__Directions__: For each line that holds "first", copy the line out.

__Supplied material__:
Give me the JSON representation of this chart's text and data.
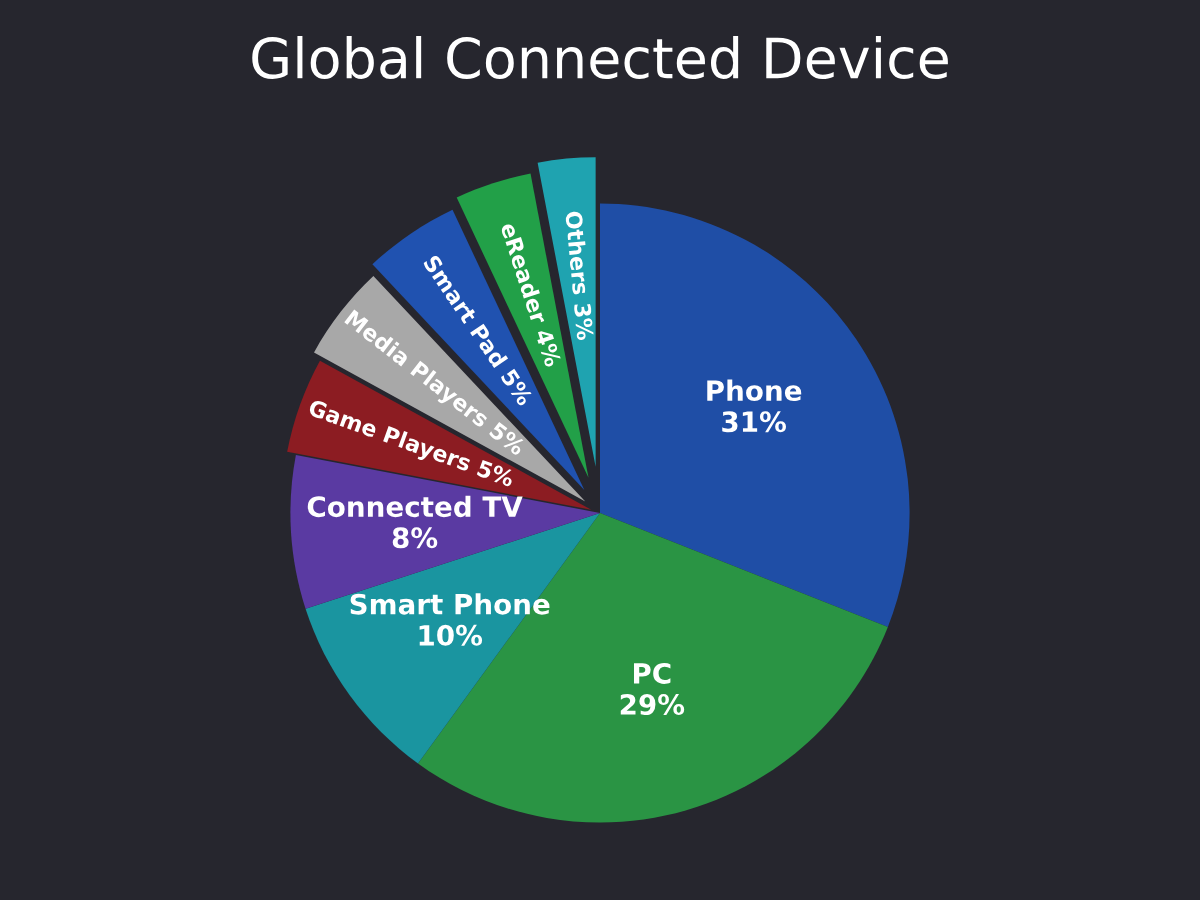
{
  "chart_data": {
    "type": "pie",
    "title": "Global Connected Device",
    "categories": [
      "Phone",
      "PC",
      "Smart Phone",
      "Connected TV",
      "Game Players",
      "Media Players",
      "Smart Pad",
      "eReader",
      "Others"
    ],
    "values": [
      31,
      29,
      10,
      8,
      5,
      5,
      5,
      4,
      3
    ],
    "colors": [
      "#1f4ea6",
      "#2a9444",
      "#1a95a0",
      "#5a3aa2",
      "#8c1c22",
      "#a8a8a8",
      "#2052b0",
      "#22a048",
      "#1fa3b0"
    ],
    "value_labels": [
      "31%",
      "29%",
      "10%",
      "8%",
      "5%",
      "5%",
      "5%",
      "4%",
      "3%"
    ],
    "legend": false
  }
}
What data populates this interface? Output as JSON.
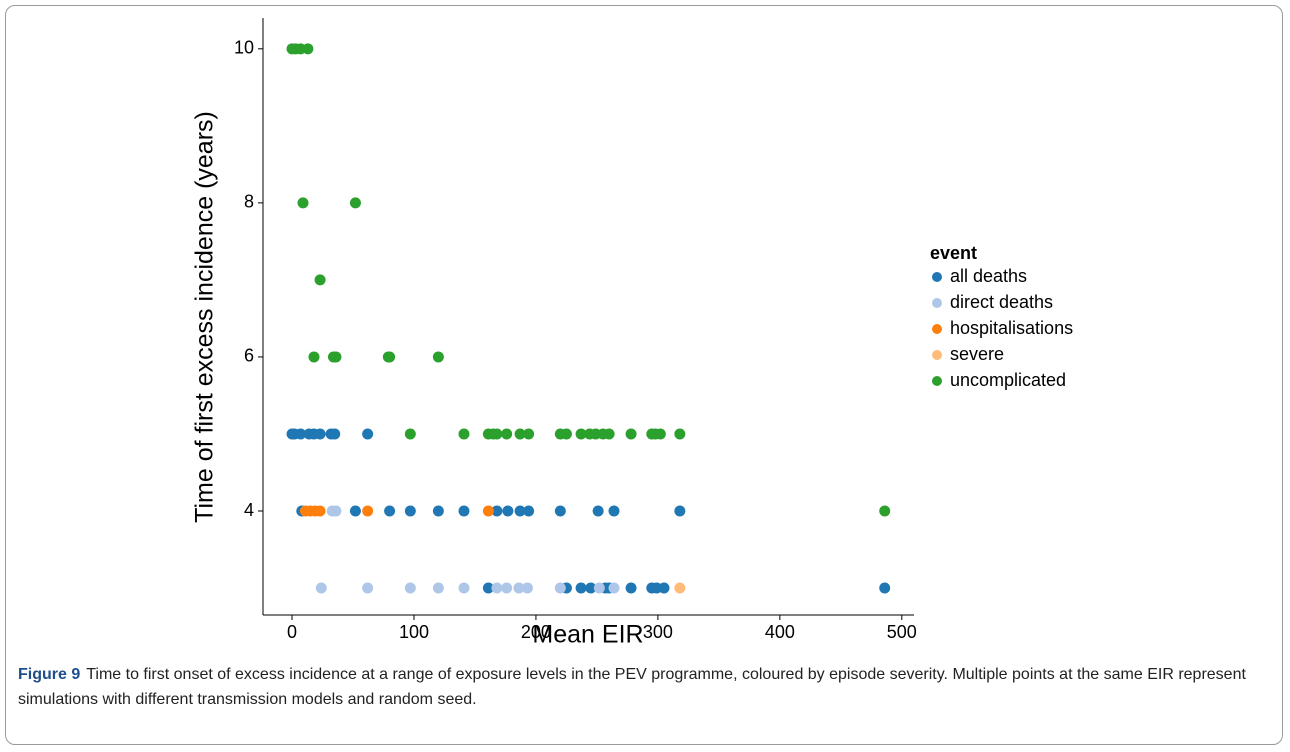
{
  "chart_data": {
    "type": "scatter",
    "xlabel": "Mean EIR",
    "ylabel": "Time of first excess incidence (years)",
    "xlim": [
      -23.8,
      510
    ],
    "ylim": [
      2.65,
      10.4
    ],
    "xticks": [
      0,
      100,
      200,
      300,
      400,
      500
    ],
    "yticks": [
      4,
      6,
      8,
      10
    ],
    "legend_title": "event",
    "legend_position": "right",
    "series": [
      {
        "name": "all deaths",
        "color": "#1f77b4",
        "x": [
          0,
          2,
          7,
          14,
          18,
          23,
          32,
          35,
          62,
          8,
          52,
          80,
          97,
          120,
          141,
          168,
          177,
          187,
          194,
          220,
          251,
          264,
          318,
          161,
          225,
          237,
          245,
          257,
          260,
          278,
          295,
          299,
          305,
          486
        ],
        "y": [
          5,
          5,
          5,
          5,
          5,
          5,
          5,
          5,
          5,
          4,
          4,
          4,
          4,
          4,
          4,
          4,
          4,
          4,
          4,
          4,
          4,
          4,
          4,
          3,
          3,
          3,
          3,
          3,
          3,
          3,
          3,
          3,
          3,
          3
        ]
      },
      {
        "name": "direct deaths",
        "color": "#aec7e8",
        "x": [
          33,
          36,
          24,
          62,
          97,
          120,
          141,
          168,
          176,
          186,
          193,
          220,
          252,
          264
        ],
        "y": [
          4,
          4,
          3,
          3,
          3,
          3,
          3,
          3,
          3,
          3,
          3,
          3,
          3,
          3
        ]
      },
      {
        "name": "hospitalisations",
        "color": "#ff7f0e",
        "x": [
          11,
          15,
          19,
          23,
          62,
          161
        ],
        "y": [
          4,
          4,
          4,
          4,
          4,
          4
        ]
      },
      {
        "name": "severe",
        "color": "#ffbb78",
        "x": [
          318
        ],
        "y": [
          3
        ]
      },
      {
        "name": "uncomplicated",
        "color": "#2ca02c",
        "x": [
          0,
          3,
          7,
          13,
          9,
          52,
          23,
          18,
          34,
          36,
          79,
          80,
          120,
          97,
          141,
          161,
          165,
          168,
          176,
          187,
          194,
          220,
          225,
          237,
          244,
          249,
          255,
          260,
          278,
          295,
          298,
          302,
          318,
          486
        ],
        "y": [
          10,
          10,
          10,
          10,
          8,
          8,
          7,
          6,
          6,
          6,
          6,
          6,
          6,
          5,
          5,
          5,
          5,
          5,
          5,
          5,
          5,
          5,
          5,
          5,
          5,
          5,
          5,
          5,
          5,
          5,
          5,
          5,
          5,
          4
        ]
      }
    ]
  },
  "caption": {
    "label": "Figure 9",
    "text": "Time to first onset of excess incidence at a range of exposure levels in the PEV programme, coloured by episode severity. Multiple points at the same EIR represent simulations with different transmission models and random seed."
  }
}
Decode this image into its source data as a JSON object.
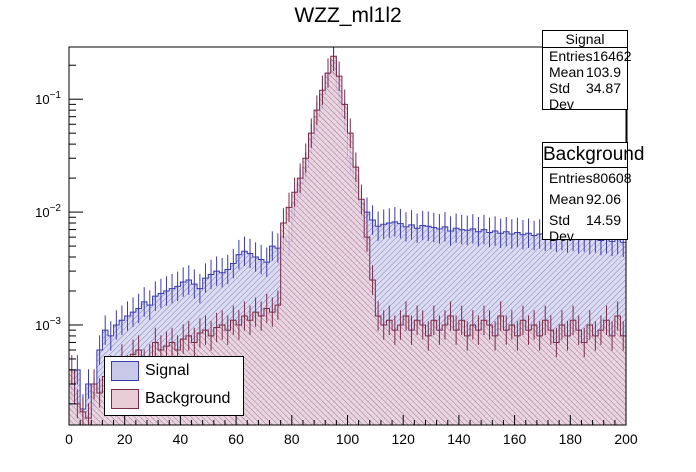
{
  "chart_data": {
    "type": "histogram",
    "title": "WZZ_ml1l2",
    "xlabel": "",
    "ylabel": "",
    "xlim": [
      0,
      200
    ],
    "ylim": [
      0.00013,
      0.29
    ],
    "yscale": "log",
    "bin_width": 2,
    "x_ticks": [
      0,
      20,
      40,
      60,
      80,
      100,
      120,
      140,
      160,
      180,
      200
    ],
    "x_tick_labels": [
      "0",
      "20",
      "40",
      "60",
      "80",
      "100",
      "120",
      "140",
      "160",
      "180",
      "200"
    ],
    "y_ticks": [
      0.001,
      0.01,
      0.1
    ],
    "y_tick_labels": [
      "10^-3",
      "10^-2",
      "10^-1"
    ],
    "series": [
      {
        "name": "Signal",
        "color": "#3a3ab0",
        "fill": "#c8c8e8",
        "values": [
          0.0003,
          0.0004,
          0.00018,
          0.0003,
          0.00025,
          0.0006,
          0.0009,
          0.0008,
          0.001,
          0.0011,
          0.0012,
          0.0013,
          0.0014,
          0.0016,
          0.0015,
          0.0018,
          0.0019,
          0.002,
          0.0021,
          0.0022,
          0.0024,
          0.0025,
          0.0023,
          0.0021,
          0.0026,
          0.0028,
          0.003,
          0.0029,
          0.0031,
          0.0035,
          0.0042,
          0.0045,
          0.0043,
          0.004,
          0.0038,
          0.0036,
          0.005,
          0.0048,
          0.006,
          0.0055,
          0.012,
          0.018,
          0.025,
          0.045,
          0.07,
          0.11,
          0.17,
          0.22,
          0.12,
          0.07,
          0.03,
          0.02,
          0.012,
          0.01,
          0.0085,
          0.0075,
          0.0078,
          0.008,
          0.0082,
          0.0079,
          0.0074,
          0.0077,
          0.0072,
          0.0076,
          0.0075,
          0.0073,
          0.0071,
          0.0074,
          0.0068,
          0.0072,
          0.007,
          0.0069,
          0.0071,
          0.0067,
          0.007,
          0.0066,
          0.0068,
          0.0065,
          0.0067,
          0.0064,
          0.0066,
          0.0063,
          0.0065,
          0.0062,
          0.0064,
          0.0061,
          0.0063,
          0.006,
          0.0062,
          0.0059,
          0.0061,
          0.0058,
          0.006,
          0.0057,
          0.0059,
          0.0056,
          0.0058,
          0.0055,
          0.0057,
          0.0054
        ],
        "stats": {
          "title": "Signal",
          "entries": "16462",
          "mean": "103.9",
          "std_dev": "34.87"
        }
      },
      {
        "name": "Background",
        "color": "#7a2a4a",
        "fill": "#e8cdd6",
        "values": [
          0.0004,
          0.0002,
          0.00017,
          0.00015,
          0.0003,
          0.00025,
          0.00035,
          0.0004,
          0.0003,
          0.0005,
          0.0004,
          0.00055,
          0.0006,
          0.00045,
          0.0005,
          0.0007,
          0.0006,
          0.00065,
          0.0007,
          0.0006,
          0.00075,
          0.0008,
          0.0007,
          0.00085,
          0.0009,
          0.0008,
          0.00095,
          0.001,
          0.0009,
          0.0011,
          0.001,
          0.0012,
          0.0011,
          0.0013,
          0.0012,
          0.0014,
          0.0013,
          0.0015,
          0.008,
          0.011,
          0.015,
          0.02,
          0.03,
          0.05,
          0.08,
          0.12,
          0.17,
          0.24,
          0.16,
          0.09,
          0.05,
          0.025,
          0.013,
          0.006,
          0.0025,
          0.0012,
          0.001,
          0.0011,
          0.0009,
          0.001,
          0.0012,
          0.0009,
          0.0011,
          0.001,
          0.0008,
          0.0011,
          0.0009,
          0.001,
          0.0012,
          0.0009,
          0.0011,
          0.0008,
          0.001,
          0.0009,
          0.0011,
          0.001,
          0.0008,
          0.0012,
          0.0009,
          0.001,
          0.0008,
          0.0011,
          0.0009,
          0.001,
          0.0008,
          0.0011,
          0.0009,
          0.0007,
          0.001,
          0.0008,
          0.0011,
          0.0009,
          0.0007,
          0.001,
          0.0008,
          0.0009,
          0.0011,
          0.0008,
          0.0012,
          0.0008
        ]
      }
    ],
    "stat_boxes": [
      {
        "title": "Signal",
        "entries": "16462",
        "mean": "103.9",
        "std_dev": "34.87"
      },
      {
        "title": "Background",
        "entries": "80608",
        "mean": "92.06",
        "std_dev": "14.59"
      }
    ],
    "stat_labels": {
      "entries": "Entries",
      "mean": "Mean",
      "std_dev": "Std Dev"
    },
    "legend": {
      "position": "bottom-left",
      "entries": [
        "Signal",
        "Background"
      ]
    }
  }
}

__Solution for this problem__:
    "ylabel": "Time of first excess incidence (years)",
    "text": "Time to first onset of excess incidence at a range of exposure levels in the PEV programme, coloured by episode severity. Multiple points at the same EIR represent simulations with different transmission models and random seed."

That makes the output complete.